- **Article**
It can be used for research purposes to launch some code and precisely stop it
and understand where its execution flow went.
Two types of triggers can be configured: a count of instructions to stop at,
or an address to stop at. Multiple triggers can be set at once.
By default, QEMU will exit with return code 0. A custom return code can be
configured for each trigger using ``:CODE`` syntax.
For example, to stop at the 20-th instruction with return code 41, at address
0xd4 with return code 0 or at address 0xd8 with return code 42::
$ qemu-system-aarch64 $(QEMU_ARGS) \
-plugin ./contrib/plugins/libstoptrigger.so,icount=20:41,addr=0xd4,addr=0xd8:42 -d plugin
The plugin will log the reason of exit, for example::
0xd4 reached, exiting
Limit instructions per second
.............................
This plugin can limit the number of Instructions Per Second that are executed::
# get number of instructions
$ num_insn=$(./build/qemu-x86_64 -plugin ./build/tests/plugin/libinsn.so -d plugin /bin/true |& grep total | sed -e 's/.*: //')
# limit speed to execute in 10 seconds
$ time ./build/qemu-x86_64 -plugin ./build/contrib/plugins/libips.so,ips=$(($num_insn/10)) /bin/true
real 10.000s
.. list-table:: IPS arguments
:widths: 20 80
:header-rows: 1
* - Option
- Description
* - ips=N
- Maximum number of instructions per cpu that can be executed in one second.
The plugin will sleep when the given number of instructions is reached.
* - ipq=N
- Instructions per quantum. How many instructions before we re-calculate time.
The lower the number the more accurate time will be, but the less efficient the plugin.
Defaults to ips/10
Uftrace
.......
``contrib/plugins/uftrace.c``
This plugin generates a binary trace compatible with
`uftrace <https://github.com/namhyung/uftrace>`_.
Plugin supports aarch64 and x64, and works in user and system mode, allowing to
trace a system boot, which is not something possible usually.

- **The problem**
Could you continue the QEMU plugin documentation above, picking up right after its last sentence?

- **Element position data**
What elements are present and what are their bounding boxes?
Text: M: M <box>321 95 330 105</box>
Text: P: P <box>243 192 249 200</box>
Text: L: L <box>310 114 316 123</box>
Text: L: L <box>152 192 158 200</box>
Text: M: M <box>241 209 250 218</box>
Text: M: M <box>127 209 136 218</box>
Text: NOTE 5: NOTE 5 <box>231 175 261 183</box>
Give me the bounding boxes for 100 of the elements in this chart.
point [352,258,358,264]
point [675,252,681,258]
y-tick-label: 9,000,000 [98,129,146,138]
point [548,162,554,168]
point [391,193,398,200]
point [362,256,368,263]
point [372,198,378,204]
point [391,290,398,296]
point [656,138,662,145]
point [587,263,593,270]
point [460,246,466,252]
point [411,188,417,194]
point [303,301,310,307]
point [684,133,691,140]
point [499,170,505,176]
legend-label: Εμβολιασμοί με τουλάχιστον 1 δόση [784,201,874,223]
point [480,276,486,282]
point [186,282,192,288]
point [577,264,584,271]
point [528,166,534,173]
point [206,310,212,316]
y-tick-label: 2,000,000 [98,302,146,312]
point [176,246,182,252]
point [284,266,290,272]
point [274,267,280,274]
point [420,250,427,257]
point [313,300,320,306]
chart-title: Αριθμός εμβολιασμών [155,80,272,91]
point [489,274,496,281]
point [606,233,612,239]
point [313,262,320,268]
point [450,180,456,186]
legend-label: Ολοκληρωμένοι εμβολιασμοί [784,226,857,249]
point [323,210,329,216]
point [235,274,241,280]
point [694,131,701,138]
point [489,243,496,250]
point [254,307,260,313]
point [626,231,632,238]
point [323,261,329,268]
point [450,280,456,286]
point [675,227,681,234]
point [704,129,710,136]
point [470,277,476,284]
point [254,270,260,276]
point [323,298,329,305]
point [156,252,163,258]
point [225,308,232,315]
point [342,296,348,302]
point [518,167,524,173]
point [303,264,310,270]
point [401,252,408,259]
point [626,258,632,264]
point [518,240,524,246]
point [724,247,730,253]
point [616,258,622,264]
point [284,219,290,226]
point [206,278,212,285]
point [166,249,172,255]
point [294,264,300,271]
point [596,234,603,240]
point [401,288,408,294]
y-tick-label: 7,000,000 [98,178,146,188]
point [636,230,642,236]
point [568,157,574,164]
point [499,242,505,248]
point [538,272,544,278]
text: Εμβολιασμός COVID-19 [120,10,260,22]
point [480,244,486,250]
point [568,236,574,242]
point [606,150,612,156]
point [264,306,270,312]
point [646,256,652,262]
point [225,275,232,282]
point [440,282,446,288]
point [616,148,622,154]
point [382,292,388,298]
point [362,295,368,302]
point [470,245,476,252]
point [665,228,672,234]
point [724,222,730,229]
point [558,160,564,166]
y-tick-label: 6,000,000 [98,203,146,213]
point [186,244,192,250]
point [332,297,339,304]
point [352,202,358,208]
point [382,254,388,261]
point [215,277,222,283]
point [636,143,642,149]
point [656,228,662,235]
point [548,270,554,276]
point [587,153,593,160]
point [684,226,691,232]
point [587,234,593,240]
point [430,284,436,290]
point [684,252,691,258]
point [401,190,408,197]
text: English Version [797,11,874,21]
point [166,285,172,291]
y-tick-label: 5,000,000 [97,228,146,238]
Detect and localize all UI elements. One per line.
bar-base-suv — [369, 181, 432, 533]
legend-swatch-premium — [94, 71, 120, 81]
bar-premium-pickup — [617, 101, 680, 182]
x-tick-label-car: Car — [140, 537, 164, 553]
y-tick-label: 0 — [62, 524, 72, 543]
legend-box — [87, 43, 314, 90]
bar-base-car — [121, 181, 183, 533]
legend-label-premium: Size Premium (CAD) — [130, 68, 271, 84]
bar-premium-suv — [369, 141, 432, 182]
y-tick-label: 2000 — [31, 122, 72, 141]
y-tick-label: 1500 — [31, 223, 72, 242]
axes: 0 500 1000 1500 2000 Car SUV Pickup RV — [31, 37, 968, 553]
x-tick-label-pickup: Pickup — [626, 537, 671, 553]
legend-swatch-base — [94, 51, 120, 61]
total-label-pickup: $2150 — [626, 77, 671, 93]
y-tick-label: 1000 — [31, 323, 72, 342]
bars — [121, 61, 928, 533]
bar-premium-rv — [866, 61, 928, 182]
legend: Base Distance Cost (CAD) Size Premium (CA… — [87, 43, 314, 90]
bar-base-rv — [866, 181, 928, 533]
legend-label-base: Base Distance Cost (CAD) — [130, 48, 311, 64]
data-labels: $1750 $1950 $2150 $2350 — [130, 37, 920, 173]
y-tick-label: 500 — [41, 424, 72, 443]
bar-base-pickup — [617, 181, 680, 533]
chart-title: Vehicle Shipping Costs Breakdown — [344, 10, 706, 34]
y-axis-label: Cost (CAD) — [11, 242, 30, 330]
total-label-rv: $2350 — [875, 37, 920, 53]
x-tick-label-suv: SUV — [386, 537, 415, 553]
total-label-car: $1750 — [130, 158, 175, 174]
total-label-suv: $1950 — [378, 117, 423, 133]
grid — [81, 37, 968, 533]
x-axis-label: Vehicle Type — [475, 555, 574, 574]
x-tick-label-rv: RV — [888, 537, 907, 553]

- **Output**
In user mode, the memory mapping is directly copied from ``/proc/self/maps`` at
the end of execution. Uftrace should be able to retrieve symbols by itself,
without any additional step.
In system mode, the default memory mapping is empty, and you can generate
one (and associated symbols) using ``contrib/plugins/uftrace_symbols.py``.
Symbols must be present in ELF binaries.
It tracks the call stack (based on frame pointer analysis). Thus, your program
and its dependencies must be compiled using ``-fno-omit-frame-pointer
-mno-omit-leaf-frame-pointer``. In 2024, `Ubuntu and Fedora enabled it by
default again on x64
<https://www.brendangregg.com/blog/2024-03-17/the-return-of-the-frame-pointers.html>`_.
On aarch64, this is less of a problem, as they are usually part of the ABI,
except for leaf functions. That's true for user space applications, but not
necessarily for bare metal code. You can read this `section
<uftrace_build_system_example>` to easily build a system with frame pointers.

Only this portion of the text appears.